## Input data
## begin
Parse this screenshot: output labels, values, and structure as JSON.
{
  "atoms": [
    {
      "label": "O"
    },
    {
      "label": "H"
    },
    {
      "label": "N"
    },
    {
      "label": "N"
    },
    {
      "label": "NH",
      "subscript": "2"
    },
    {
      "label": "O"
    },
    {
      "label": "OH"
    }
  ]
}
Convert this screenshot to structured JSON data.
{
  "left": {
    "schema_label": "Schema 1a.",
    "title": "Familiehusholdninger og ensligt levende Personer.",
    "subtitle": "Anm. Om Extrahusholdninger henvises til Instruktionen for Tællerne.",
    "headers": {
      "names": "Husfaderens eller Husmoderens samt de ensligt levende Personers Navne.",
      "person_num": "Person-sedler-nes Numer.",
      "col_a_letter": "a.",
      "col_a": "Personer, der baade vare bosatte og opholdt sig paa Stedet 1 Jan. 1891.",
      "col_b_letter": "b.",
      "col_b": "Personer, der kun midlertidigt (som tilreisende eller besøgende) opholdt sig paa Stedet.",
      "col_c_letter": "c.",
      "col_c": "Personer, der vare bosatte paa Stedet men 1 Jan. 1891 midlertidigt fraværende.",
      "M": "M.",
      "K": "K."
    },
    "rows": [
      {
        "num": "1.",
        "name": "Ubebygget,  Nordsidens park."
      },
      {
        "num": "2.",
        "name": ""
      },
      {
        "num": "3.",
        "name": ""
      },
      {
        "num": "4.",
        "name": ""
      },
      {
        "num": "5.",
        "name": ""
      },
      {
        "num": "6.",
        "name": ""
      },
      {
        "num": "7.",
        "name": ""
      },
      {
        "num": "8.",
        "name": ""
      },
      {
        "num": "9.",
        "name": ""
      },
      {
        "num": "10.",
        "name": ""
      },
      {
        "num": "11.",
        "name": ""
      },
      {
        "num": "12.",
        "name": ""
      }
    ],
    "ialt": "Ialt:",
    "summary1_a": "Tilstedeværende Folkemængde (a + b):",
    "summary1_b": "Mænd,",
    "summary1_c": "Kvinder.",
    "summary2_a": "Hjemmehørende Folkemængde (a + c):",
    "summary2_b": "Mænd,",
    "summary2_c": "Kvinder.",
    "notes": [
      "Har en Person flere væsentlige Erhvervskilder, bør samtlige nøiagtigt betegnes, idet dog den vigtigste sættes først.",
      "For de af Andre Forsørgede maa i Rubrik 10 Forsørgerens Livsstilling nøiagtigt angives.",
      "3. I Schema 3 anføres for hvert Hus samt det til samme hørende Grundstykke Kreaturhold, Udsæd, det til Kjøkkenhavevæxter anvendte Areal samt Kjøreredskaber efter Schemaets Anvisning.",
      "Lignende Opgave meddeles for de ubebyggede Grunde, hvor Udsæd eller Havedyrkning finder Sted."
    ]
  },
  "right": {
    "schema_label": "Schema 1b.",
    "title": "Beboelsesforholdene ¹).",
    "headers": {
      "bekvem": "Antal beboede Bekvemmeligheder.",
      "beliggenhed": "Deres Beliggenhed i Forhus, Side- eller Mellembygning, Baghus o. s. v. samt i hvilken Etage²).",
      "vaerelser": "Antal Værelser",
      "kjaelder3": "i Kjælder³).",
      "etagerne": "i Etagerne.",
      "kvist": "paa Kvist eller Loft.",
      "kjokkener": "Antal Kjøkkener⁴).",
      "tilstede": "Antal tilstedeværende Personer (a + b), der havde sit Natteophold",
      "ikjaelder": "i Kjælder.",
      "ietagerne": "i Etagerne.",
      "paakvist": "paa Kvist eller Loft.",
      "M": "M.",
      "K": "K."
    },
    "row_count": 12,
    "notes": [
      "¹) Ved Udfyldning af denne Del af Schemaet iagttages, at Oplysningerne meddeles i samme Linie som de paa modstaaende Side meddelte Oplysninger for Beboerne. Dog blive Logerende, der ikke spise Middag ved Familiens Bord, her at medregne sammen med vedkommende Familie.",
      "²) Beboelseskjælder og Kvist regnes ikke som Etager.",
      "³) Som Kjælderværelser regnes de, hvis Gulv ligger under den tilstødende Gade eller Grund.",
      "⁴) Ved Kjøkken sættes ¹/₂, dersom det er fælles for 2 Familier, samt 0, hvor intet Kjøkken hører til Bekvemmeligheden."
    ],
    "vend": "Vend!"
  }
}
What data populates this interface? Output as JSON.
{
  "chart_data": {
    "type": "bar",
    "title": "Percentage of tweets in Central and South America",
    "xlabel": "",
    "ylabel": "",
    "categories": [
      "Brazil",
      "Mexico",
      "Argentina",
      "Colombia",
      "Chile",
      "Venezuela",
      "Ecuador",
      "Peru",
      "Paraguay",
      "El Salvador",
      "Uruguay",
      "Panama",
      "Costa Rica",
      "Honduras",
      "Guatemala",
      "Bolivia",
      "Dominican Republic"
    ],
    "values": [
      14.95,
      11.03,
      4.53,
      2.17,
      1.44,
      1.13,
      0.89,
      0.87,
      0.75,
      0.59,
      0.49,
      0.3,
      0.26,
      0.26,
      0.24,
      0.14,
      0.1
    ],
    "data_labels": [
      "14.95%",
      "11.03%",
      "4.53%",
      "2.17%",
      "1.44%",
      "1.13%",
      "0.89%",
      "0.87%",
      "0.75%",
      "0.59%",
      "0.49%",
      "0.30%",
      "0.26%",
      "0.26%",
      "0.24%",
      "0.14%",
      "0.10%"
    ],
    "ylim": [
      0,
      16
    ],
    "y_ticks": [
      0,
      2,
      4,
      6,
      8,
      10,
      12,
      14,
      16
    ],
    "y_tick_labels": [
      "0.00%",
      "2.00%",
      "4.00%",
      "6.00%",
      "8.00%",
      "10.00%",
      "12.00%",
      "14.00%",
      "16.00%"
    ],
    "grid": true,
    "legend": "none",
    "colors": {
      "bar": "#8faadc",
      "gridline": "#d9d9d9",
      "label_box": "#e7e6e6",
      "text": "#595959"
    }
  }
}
## end
## What you have to do
Filter the records above for "Etagerne" and copy every matching line.

## Worked answer
      "etagerne": "i Etagerne.",
      "ietagerne": "i Etagerne.",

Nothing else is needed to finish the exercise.